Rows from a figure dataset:
-------
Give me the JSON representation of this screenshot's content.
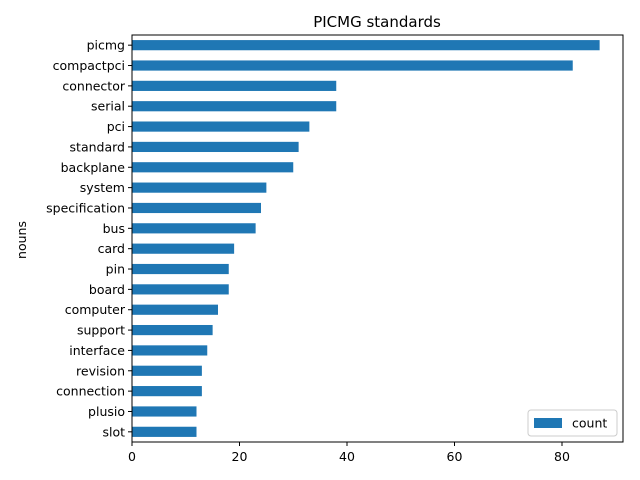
{
  "chart_data": {
    "type": "bar",
    "orientation": "horizontal",
    "title": "PICMG standards",
    "xlabel": "",
    "ylabel": "nouns",
    "categories": [
      "picmg",
      "compactpci",
      "connector",
      "serial",
      "pci",
      "standard",
      "backplane",
      "system",
      "specification",
      "bus",
      "card",
      "pin",
      "board",
      "computer",
      "support",
      "interface",
      "revision",
      "connection",
      "plusio",
      "slot"
    ],
    "series": [
      {
        "name": "count",
        "values": [
          87,
          82,
          38,
          38,
          33,
          31,
          30,
          25,
          24,
          23,
          19,
          18,
          18,
          16,
          15,
          14,
          13,
          13,
          12,
          12
        ]
      }
    ],
    "xlim": [
      0,
      91.35
    ],
    "xticks": [
      0,
      20,
      40,
      60,
      80
    ],
    "grid": false,
    "legend_position": "lower-right",
    "colors": {
      "bar": "#1f77b4"
    }
  }
}
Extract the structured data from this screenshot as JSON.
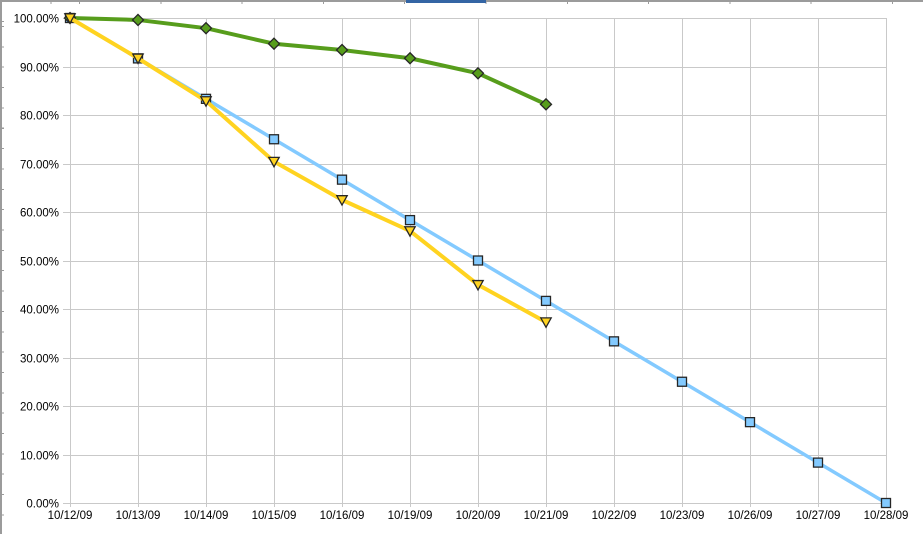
{
  "colors": {
    "background": "#ffffff",
    "gridline": "#c9c9c9",
    "axis_text": "#000000",
    "marker_border": "#262626",
    "sheet_edge": "#9b9b9b",
    "cell_selection": "#3465a4"
  },
  "chart_data": {
    "type": "line",
    "title": "",
    "xlabel": "",
    "ylabel": "",
    "ylim": [
      0,
      100
    ],
    "y_tick_step": 10,
    "grid": true,
    "legend": "none",
    "y_tick_labels": [
      "0.00%",
      "10.00%",
      "20.00%",
      "30.00%",
      "40.00%",
      "50.00%",
      "60.00%",
      "70.00%",
      "80.00%",
      "90.00%",
      "100.00%"
    ],
    "categories": [
      "10/12/09",
      "10/13/09",
      "10/14/09",
      "10/15/09",
      "10/16/09",
      "10/19/09",
      "10/20/09",
      "10/21/09",
      "10/22/09",
      "10/23/09",
      "10/26/09",
      "10/27/09",
      "10/28/09"
    ],
    "series": [
      {
        "name": "ideal-burndown-light-blue-squares",
        "color": "#83CAFF",
        "marker": "square",
        "line_width": 3.5,
        "values": [
          100,
          91.67,
          83.33,
          75,
          66.67,
          58.33,
          50,
          41.67,
          33.33,
          25,
          16.67,
          8.33,
          0
        ]
      },
      {
        "name": "green-diamonds",
        "color": "#579D1C",
        "marker": "diamond",
        "line_width": 4,
        "values": [
          100,
          99.6,
          97.9,
          94.7,
          93.4,
          91.7,
          88.6,
          82.2
        ]
      },
      {
        "name": "actual-burndown-yellow-triangles",
        "color": "#FFD320",
        "marker": "triangle-down",
        "line_width": 4,
        "values": [
          100,
          91.7,
          82.9,
          70.4,
          62.5,
          56.1,
          45,
          37.3
        ]
      }
    ]
  }
}
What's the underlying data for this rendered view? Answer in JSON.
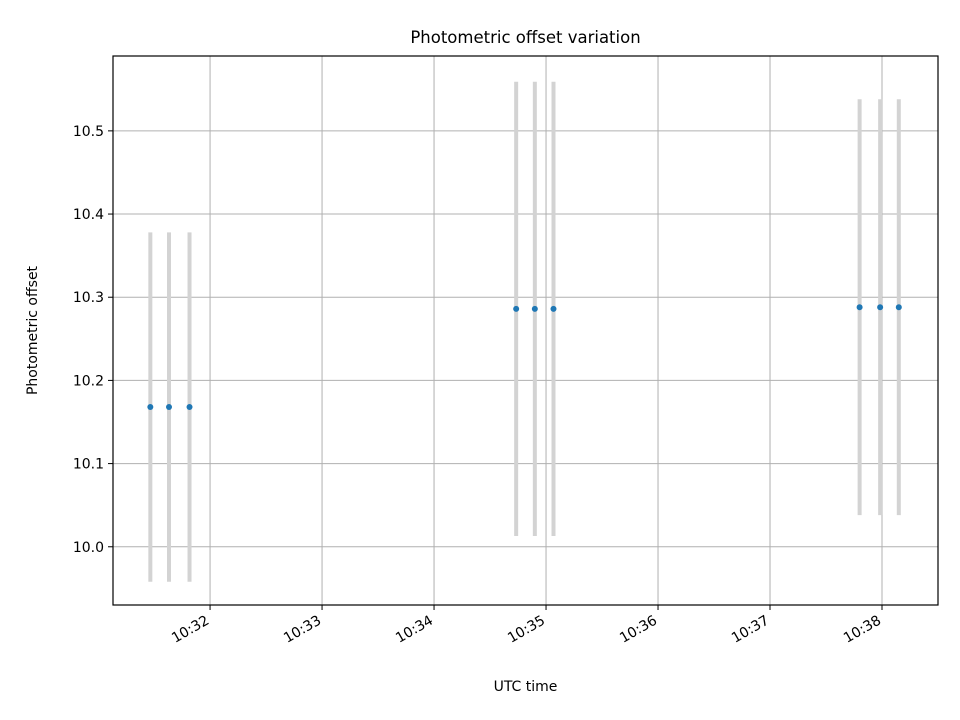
{
  "chart_data": {
    "type": "scatter",
    "title": "Photometric offset variation",
    "xlabel": "UTC time",
    "ylabel": "Photometric offset",
    "x_ticks": [
      "10:32",
      "10:33",
      "10:34",
      "10:35",
      "10:36",
      "10:37",
      "10:38"
    ],
    "x_tick_minutes": [
      32,
      33,
      34,
      35,
      36,
      37,
      38
    ],
    "y_ticks": [
      "10.0",
      "10.1",
      "10.2",
      "10.3",
      "10.4",
      "10.5"
    ],
    "y_tick_values": [
      10.0,
      10.1,
      10.2,
      10.3,
      10.4,
      10.5
    ],
    "xlim": [
      "10:31:08",
      "10:38:30"
    ],
    "ylim": [
      9.93,
      10.59
    ],
    "grid": true,
    "points": [
      {
        "time": "10:31:28",
        "y": 10.168,
        "yerr": 0.21
      },
      {
        "time": "10:31:38",
        "y": 10.168,
        "yerr": 0.21
      },
      {
        "time": "10:31:49",
        "y": 10.168,
        "yerr": 0.21
      },
      {
        "time": "10:34:44",
        "y": 10.286,
        "yerr": 0.273
      },
      {
        "time": "10:34:54",
        "y": 10.286,
        "yerr": 0.273
      },
      {
        "time": "10:35:04",
        "y": 10.286,
        "yerr": 0.273
      },
      {
        "time": "10:37:48",
        "y": 10.288,
        "yerr": 0.25
      },
      {
        "time": "10:37:59",
        "y": 10.288,
        "yerr": 0.25
      },
      {
        "time": "10:38:09",
        "y": 10.288,
        "yerr": 0.25
      }
    ],
    "colors": {
      "marker": "#1f77b4",
      "errorbar": "#d3d3d3",
      "grid": "#b0b0b0",
      "axes": "#000000"
    }
  }
}
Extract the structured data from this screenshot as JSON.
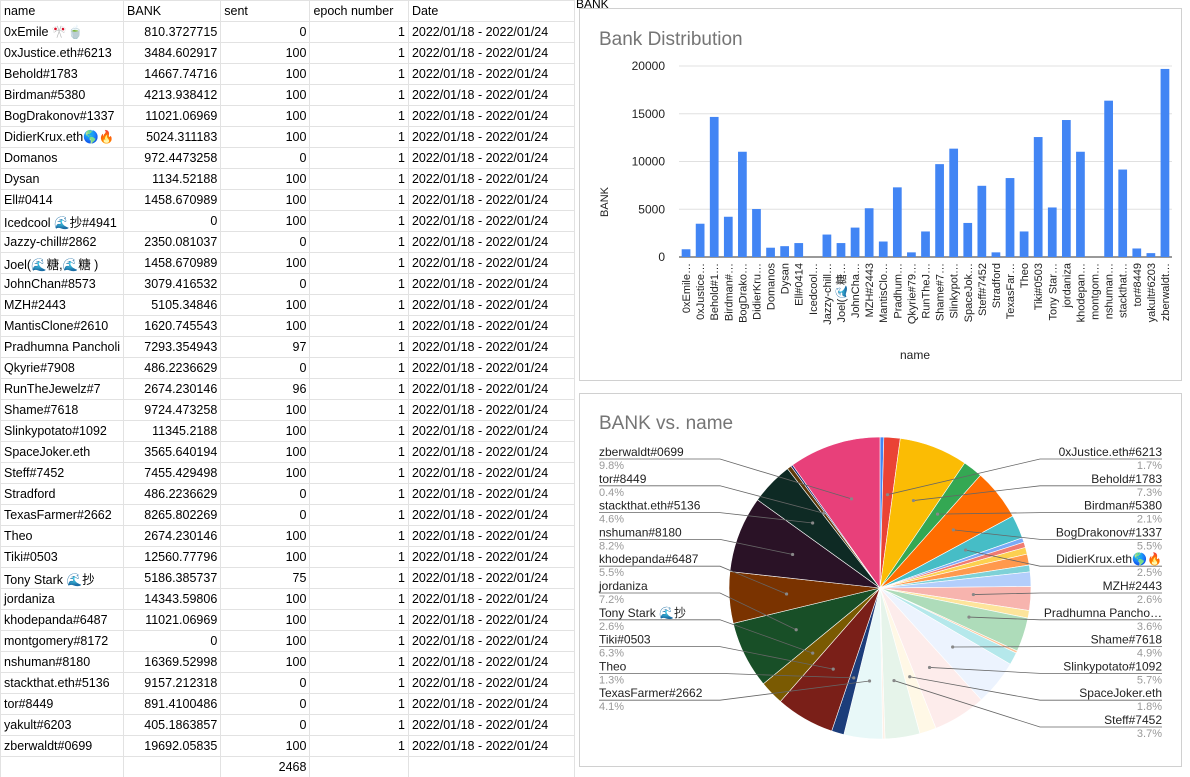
{
  "sheet": {
    "headers": [
      "name",
      "BANK",
      "sent",
      "epoch number",
      "Date"
    ],
    "column_f_label": "BANK",
    "rows": [
      [
        "0xEmile 🎌🍵",
        "810.3727715",
        "0",
        "1",
        "2022/01/18 - 2022/01/24"
      ],
      [
        "0xJustice.eth#6213",
        "3484.602917",
        "100",
        "1",
        "2022/01/18 - 2022/01/24"
      ],
      [
        "Behold#1783",
        "14667.74716",
        "100",
        "1",
        "2022/01/18 - 2022/01/24"
      ],
      [
        "Birdman#5380",
        "4213.938412",
        "100",
        "1",
        "2022/01/18 - 2022/01/24"
      ],
      [
        "BogDrakonov#1337",
        "11021.06969",
        "100",
        "1",
        "2022/01/18 - 2022/01/24"
      ],
      [
        "DidierKrux.eth🌎🔥",
        "5024.311183",
        "100",
        "1",
        "2022/01/18 - 2022/01/24"
      ],
      [
        "Domanos",
        "972.4473258",
        "0",
        "1",
        "2022/01/18 - 2022/01/24"
      ],
      [
        "Dysan",
        "1134.52188",
        "100",
        "1",
        "2022/01/18 - 2022/01/24"
      ],
      [
        "Ell#0414",
        "1458.670989",
        "100",
        "1",
        "2022/01/18 - 2022/01/24"
      ],
      [
        "Icedcool 🌊抄#4941",
        "0",
        "100",
        "1",
        "2022/01/18 - 2022/01/24"
      ],
      [
        "Jazzy-chill#2862",
        "2350.081037",
        "0",
        "1",
        "2022/01/18 - 2022/01/24"
      ],
      [
        "Joel(🌊糖,🌊糖 )",
        "1458.670989",
        "100",
        "1",
        "2022/01/18 - 2022/01/24"
      ],
      [
        "JohnChan#8573",
        "3079.416532",
        "0",
        "1",
        "2022/01/18 - 2022/01/24"
      ],
      [
        "MZH#2443",
        "5105.34846",
        "100",
        "1",
        "2022/01/18 - 2022/01/24"
      ],
      [
        "MantisClone#2610",
        "1620.745543",
        "100",
        "1",
        "2022/01/18 - 2022/01/24"
      ],
      [
        "Pradhumna Pancholi",
        "7293.354943",
        "97",
        "1",
        "2022/01/18 - 2022/01/24"
      ],
      [
        "Qkyrie#7908",
        "486.2236629",
        "0",
        "1",
        "2022/01/18 - 2022/01/24"
      ],
      [
        "RunTheJewelz#7",
        "2674.230146",
        "96",
        "1",
        "2022/01/18 - 2022/01/24"
      ],
      [
        "Shame#7618",
        "9724.473258",
        "100",
        "1",
        "2022/01/18 - 2022/01/24"
      ],
      [
        "Slinkypotato#1092",
        "11345.2188",
        "100",
        "1",
        "2022/01/18 - 2022/01/24"
      ],
      [
        "SpaceJoker.eth",
        "3565.640194",
        "100",
        "1",
        "2022/01/18 - 2022/01/24"
      ],
      [
        "Steff#7452",
        "7455.429498",
        "100",
        "1",
        "2022/01/18 - 2022/01/24"
      ],
      [
        "Stradford",
        "486.2236629",
        "0",
        "1",
        "2022/01/18 - 2022/01/24"
      ],
      [
        "TexasFarmer#2662",
        "8265.802269",
        "0",
        "1",
        "2022/01/18 - 2022/01/24"
      ],
      [
        "Theo",
        "2674.230146",
        "100",
        "1",
        "2022/01/18 - 2022/01/24"
      ],
      [
        "Tiki#0503",
        "12560.77796",
        "100",
        "1",
        "2022/01/18 - 2022/01/24"
      ],
      [
        "Tony Stark 🌊抄",
        "5186.385737",
        "75",
        "1",
        "2022/01/18 - 2022/01/24"
      ],
      [
        "jordaniza",
        "14343.59806",
        "100",
        "1",
        "2022/01/18 - 2022/01/24"
      ],
      [
        "khodepanda#6487",
        "11021.06969",
        "100",
        "1",
        "2022/01/18 - 2022/01/24"
      ],
      [
        "montgomery#8172",
        "0",
        "100",
        "1",
        "2022/01/18 - 2022/01/24"
      ],
      [
        "nshuman#8180",
        "16369.52998",
        "100",
        "1",
        "2022/01/18 - 2022/01/24"
      ],
      [
        "stackthat.eth#5136",
        "9157.212318",
        "0",
        "1",
        "2022/01/18 - 2022/01/24"
      ],
      [
        "tor#8449",
        "891.4100486",
        "0",
        "1",
        "2022/01/18 - 2022/01/24"
      ],
      [
        "yakult#6203",
        "405.1863857",
        "0",
        "1",
        "2022/01/18 - 2022/01/24"
      ],
      [
        "zberwaldt#0699",
        "19692.05835",
        "100",
        "1",
        "2022/01/18 - 2022/01/24"
      ]
    ],
    "total_row": [
      "",
      "",
      "2468",
      "",
      ""
    ]
  },
  "colors": {
    "bar": "#4285f4",
    "pie": [
      "#4285f4",
      "#ea4335",
      "#fbbc04",
      "#34a853",
      "#ff6d01",
      "#46bdc6",
      "#7baaf7",
      "#f07b72",
      "#fcd04f",
      "#71c287",
      "#ff994d",
      "#7ed1d7",
      "#b3cefb",
      "#f7b4ae",
      "#fde49b",
      "#aedcba",
      "#ffc599",
      "#b5e8eb",
      "#ecf3fe",
      "#fdeceb",
      "#fff8e6",
      "#e6f4ea",
      "#fff0e6",
      "#e8f8f8",
      "#1c3d7a",
      "#7a1f18",
      "#7a5a02",
      "#184f27",
      "#7a3300",
      "#1f5b60",
      "#2a1226",
      "#0e2a24",
      "#5e3a0a",
      "#12216b",
      "#e8407a"
    ]
  },
  "chart_data": [
    {
      "type": "bar",
      "title": "Bank Distribution",
      "xlabel": "name",
      "ylabel": "BANK",
      "ylim": [
        0,
        20000
      ],
      "yticks": [
        "0",
        "5000",
        "10000",
        "15000",
        "20000"
      ],
      "grid": true,
      "categories": [
        "0xEmile…",
        "0xJustice…",
        "Behold#1…",
        "Birdman#…",
        "BogDrako…",
        "DidierKru…",
        "Domanos",
        "Dysan",
        "Ell#0414",
        "Icedcool…",
        "Jazzy-chill…",
        "Joel(🌊糖…",
        "JohnCha…",
        "MZH#2443",
        "MantisClo…",
        "Pradhum…",
        "Qkyrie#79…",
        "RunTheJ…",
        "Shame#7…",
        "Slinkypot…",
        "SpaceJok…",
        "Steff#7452",
        "Stradford",
        "TexasFar…",
        "Theo",
        "Tiki#0503",
        "Tony Star…",
        "jordaniza",
        "khodepan…",
        "montgom…",
        "nshuman…",
        "stackthat…",
        "tor#8449",
        "yakult#6203",
        "zberwaldt…"
      ],
      "values": [
        810.37,
        3484.6,
        14667.75,
        4213.94,
        11021.07,
        5024.31,
        972.45,
        1134.52,
        1458.67,
        0,
        2350.08,
        1458.67,
        3079.42,
        5105.35,
        1620.75,
        7293.35,
        486.22,
        2674.23,
        9724.47,
        11345.22,
        3565.64,
        7455.43,
        486.22,
        8265.8,
        2674.23,
        12560.78,
        5186.39,
        14343.6,
        11021.07,
        0,
        16369.53,
        9157.21,
        891.41,
        405.19,
        19692.06
      ]
    },
    {
      "type": "pie",
      "title": "BANK vs. name",
      "labels_left": [
        {
          "name": "zberwaldt#0699",
          "pct": "9.8%"
        },
        {
          "name": "tor#8449",
          "pct": "0.4%"
        },
        {
          "name": "stackthat.eth#5136",
          "pct": "4.6%"
        },
        {
          "name": "nshuman#8180",
          "pct": "8.2%"
        },
        {
          "name": "khodepanda#6487",
          "pct": "5.5%"
        },
        {
          "name": "jordaniza",
          "pct": "7.2%"
        },
        {
          "name": "Tony Stark 🌊抄",
          "pct": "2.6%"
        },
        {
          "name": "Tiki#0503",
          "pct": "6.3%"
        },
        {
          "name": "Theo",
          "pct": "1.3%"
        },
        {
          "name": "TexasFarmer#2662",
          "pct": "4.1%"
        }
      ],
      "labels_right": [
        {
          "name": "0xJustice.eth#6213",
          "pct": "1.7%"
        },
        {
          "name": "Behold#1783",
          "pct": "7.3%"
        },
        {
          "name": "Birdman#5380",
          "pct": "2.1%"
        },
        {
          "name": "BogDrakonov#1337",
          "pct": "5.5%"
        },
        {
          "name": "DidierKrux.eth🌎🔥",
          "pct": "2.5%"
        },
        {
          "name": "MZH#2443",
          "pct": "2.6%"
        },
        {
          "name": "Pradhumna Pancho…",
          "pct": "3.6%"
        },
        {
          "name": "Shame#7618",
          "pct": "4.9%"
        },
        {
          "name": "Slinkypotato#1092",
          "pct": "5.7%"
        },
        {
          "name": "SpaceJoker.eth",
          "pct": "1.8%"
        },
        {
          "name": "Steff#7452",
          "pct": "3.7%"
        }
      ]
    }
  ]
}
-------
-- Task directions --
Among the entries above, how many lines hold the string "nshuman"? Give the number by itself.

-- Output --
3